- [Exercise] Output all records precisely as written.

- [Records for this exercise]
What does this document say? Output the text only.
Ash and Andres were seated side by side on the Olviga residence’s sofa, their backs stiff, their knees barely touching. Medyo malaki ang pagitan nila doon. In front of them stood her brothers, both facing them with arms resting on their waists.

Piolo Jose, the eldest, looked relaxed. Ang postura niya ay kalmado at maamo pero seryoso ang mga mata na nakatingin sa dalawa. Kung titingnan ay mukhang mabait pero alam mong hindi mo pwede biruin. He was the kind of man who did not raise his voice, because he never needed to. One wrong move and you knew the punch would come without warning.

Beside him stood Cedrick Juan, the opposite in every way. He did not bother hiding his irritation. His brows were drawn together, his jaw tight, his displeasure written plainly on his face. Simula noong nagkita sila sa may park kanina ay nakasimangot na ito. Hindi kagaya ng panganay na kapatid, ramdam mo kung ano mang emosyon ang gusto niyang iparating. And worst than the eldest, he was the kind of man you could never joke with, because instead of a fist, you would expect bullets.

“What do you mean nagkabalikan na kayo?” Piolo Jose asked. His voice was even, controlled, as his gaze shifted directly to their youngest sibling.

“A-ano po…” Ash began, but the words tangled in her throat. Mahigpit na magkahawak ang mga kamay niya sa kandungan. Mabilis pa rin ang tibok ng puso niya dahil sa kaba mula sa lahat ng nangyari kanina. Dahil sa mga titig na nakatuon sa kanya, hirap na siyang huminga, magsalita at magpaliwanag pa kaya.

- [Exercise response]
What does this document say? Output the text only.
Ash and Andres were seated side by side on the Olviga residence’s sofa, their backs stiff, their knees barely touching. Medyo malaki ang pagitan nila doon. In front of them stood her brothers, both facing them with arms resting on their waists.

Piolo Jose, the eldest, looked relaxed. Ang postura niya ay kalmado at maamo pero seryoso ang mga mata na nakatingin sa dalawa. Kung titingnan ay mukhang mabait pero alam mong hindi mo pwede biruin. He was the kind of man who did not raise his voice, because he never needed to. One wrong move and you knew the punch would come without warning.

Beside him stood Cedrick Juan, the opposite in every way. He did not bother hiding his irritation. His brows were drawn together, his jaw tight, his displeasure written plainly on his face. Simula noong nagkita sila sa may park kanina ay nakasimangot na ito. Hindi kagaya ng panganay na kapatid, ramdam mo kung ano mang emosyon ang gusto niyang iparating. And worst than the eldest, he was the kind of man you could never joke with, because instead of a fist, you would expect bullets.

“What do you mean nagkabalikan na kayo?” Piolo Jose asked. His voice was even, controlled, as his gaze shifted directly to their youngest sibling.

“A-ano po…” Ash began, but the words tangled in her throat. Mahigpit na magkahawak ang mga kamay niya sa kandungan. Mabilis pa rin ang tibok ng puso niya dahil sa kaba mula sa lahat ng nangyari kanina. Dahil sa mga titig na nakatuon sa kanya, hirap na siyang huminga, magsalita at magpaliwanag pa kaya.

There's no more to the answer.